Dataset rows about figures
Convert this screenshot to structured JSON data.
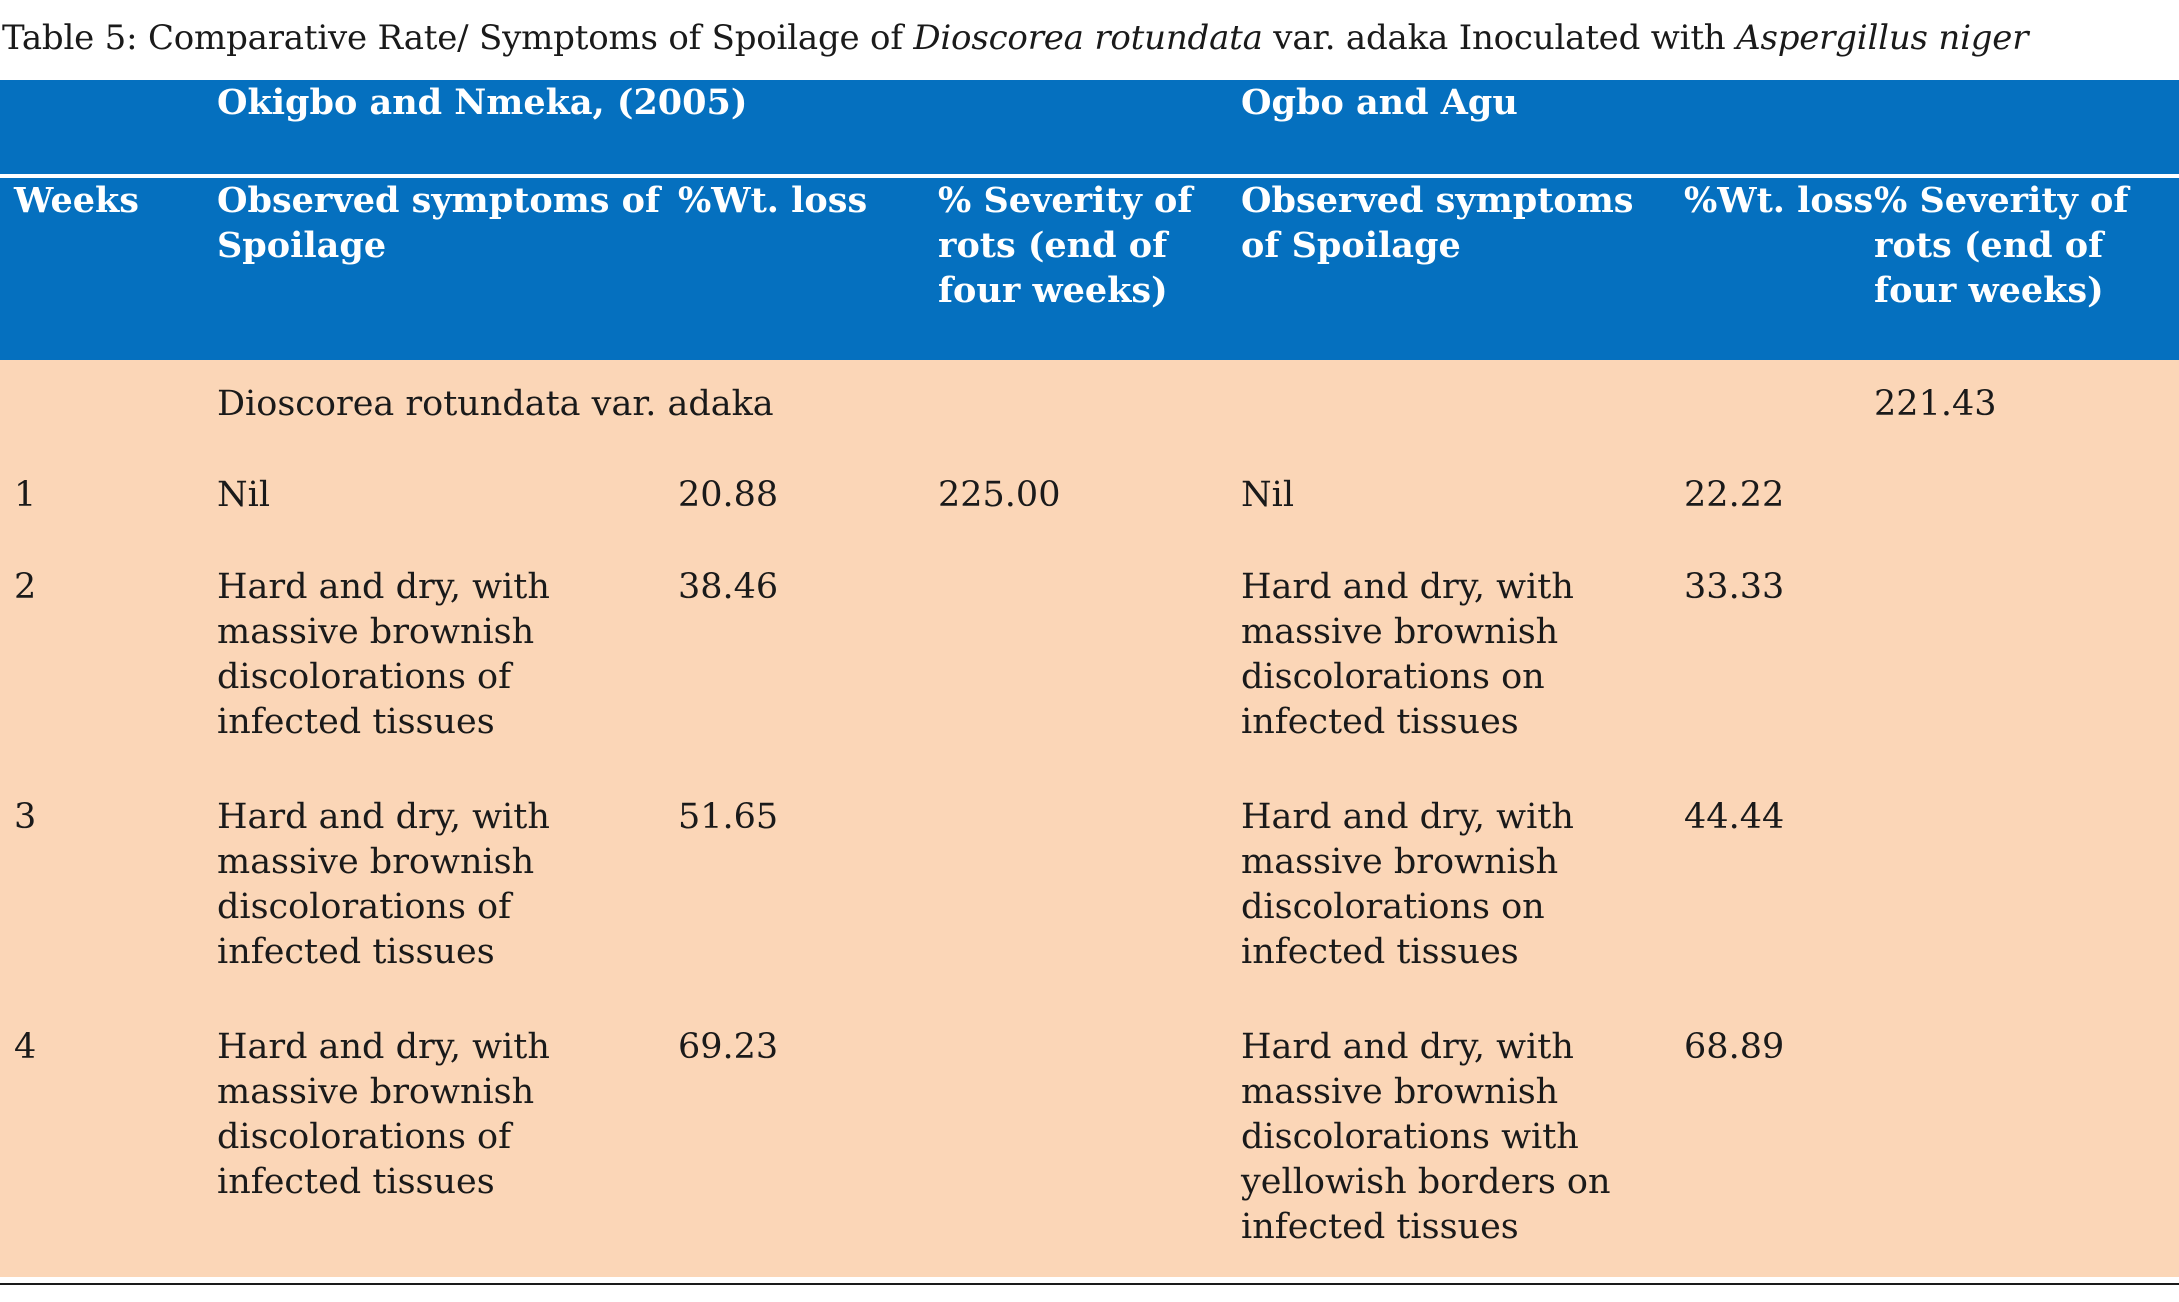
{
  "caption": {
    "prefix": "Table 5: Comparative Rate/ Symptoms of Spoilage of ",
    "species": "Dioscorea rotundata",
    "middle": " var. adaka Inoculated with ",
    "organism": "Aspergillus niger"
  },
  "table": {
    "group_headers": {
      "group1": "Okigbo and Nmeka, (2005)",
      "group2": "Ogbo and Agu"
    },
    "column_headers": {
      "weeks": "Weeks",
      "symptoms1": "Observed symptoms of Spoilage",
      "wtloss1": "%Wt. loss",
      "severity1": "% Severity of rots (end of four weeks)",
      "symptoms2": "Observed symptoms of Spoilage",
      "wtloss2": "%Wt. loss",
      "severity2": "% Severity of rots (end of four weeks)"
    },
    "rows": [
      {
        "week": "",
        "symptoms1": "Dioscorea rotundata var. adaka",
        "wtloss1": "",
        "severity1": "",
        "symptoms2": "",
        "wtloss2": "",
        "severity2": "221.43"
      },
      {
        "week": "1",
        "symptoms1": "Nil",
        "wtloss1": "20.88",
        "severity1": "225.00",
        "symptoms2": "Nil",
        "wtloss2": "22.22",
        "severity2": ""
      },
      {
        "week": "2",
        "symptoms1": "Hard and dry, with massive brownish discolorations of infected tissues",
        "wtloss1": "38.46",
        "severity1": "",
        "symptoms2": "Hard and dry, with massive brownish discolorations on infected tissues",
        "wtloss2": "33.33",
        "severity2": ""
      },
      {
        "week": "3",
        "symptoms1": "Hard and dry, with massive brownish discolorations of infected tissues",
        "wtloss1": "51.65",
        "severity1": "",
        "symptoms2": "Hard and dry, with massive brownish discolorations on infected tissues",
        "wtloss2": "44.44",
        "severity2": ""
      },
      {
        "week": "4",
        "symptoms1": "Hard and dry, with massive brownish discolorations of infected tissues",
        "wtloss1": "69.23",
        "severity1": "",
        "symptoms2": "Hard and dry, with massive brownish discolorations with yellowish borders on infected tissues",
        "wtloss2": "68.89",
        "severity2": ""
      }
    ]
  },
  "colors": {
    "header_bg": "#0570bf",
    "body_bg": "#fbd6b7",
    "header_text": "#ffffff"
  }
}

### To do
Copy out the whole listing exactly, and don't carry over any pictures.

### Written response
Convert this screenshot to structured JSON data.
{
  "caption": {
    "prefix": "Table 5: Comparative Rate/ Symptoms of Spoilage of ",
    "species": "Dioscorea rotundata",
    "middle": " var. adaka Inoculated with ",
    "organism": "Aspergillus niger"
  },
  "table": {
    "group_headers": {
      "group1": "Okigbo and Nmeka, (2005)",
      "group2": "Ogbo and Agu"
    },
    "column_headers": {
      "weeks": "Weeks",
      "symptoms1": "Observed symptoms of Spoilage",
      "wtloss1": "%Wt. loss",
      "severity1": "% Severity of rots (end of four weeks)",
      "symptoms2": "Observed symptoms of Spoilage",
      "wtloss2": "%Wt. loss",
      "severity2": "% Severity of rots (end of four weeks)"
    },
    "rows": [
      {
        "week": "",
        "symptoms1": "Dioscorea rotundata var. adaka",
        "wtloss1": "",
        "severity1": "",
        "symptoms2": "",
        "wtloss2": "",
        "severity2": "221.43"
      },
      {
        "week": "1",
        "symptoms1": "Nil",
        "wtloss1": "20.88",
        "severity1": "225.00",
        "symptoms2": "Nil",
        "wtloss2": "22.22",
        "severity2": ""
      },
      {
        "week": "2",
        "symptoms1": "Hard and dry, with massive brownish discolorations of infected tissues",
        "wtloss1": "38.46",
        "severity1": "",
        "symptoms2": "Hard and dry, with massive brownish discolorations on infected tissues",
        "wtloss2": "33.33",
        "severity2": ""
      },
      {
        "week": "3",
        "symptoms1": "Hard and dry, with massive brownish discolorations of infected tissues",
        "wtloss1": "51.65",
        "severity1": "",
        "symptoms2": "Hard and dry, with massive brownish discolorations on infected tissues",
        "wtloss2": "44.44",
        "severity2": ""
      },
      {
        "week": "4",
        "symptoms1": "Hard and dry, with massive brownish discolorations of infected tissues",
        "wtloss1": "69.23",
        "severity1": "",
        "symptoms2": "Hard and dry, with massive brownish discolorations with yellowish borders on infected tissues",
        "wtloss2": "68.89",
        "severity2": ""
      }
    ]
  },
  "colors": {
    "header_bg": "#0570bf",
    "body_bg": "#fbd6b7",
    "header_text": "#ffffff"
  }
}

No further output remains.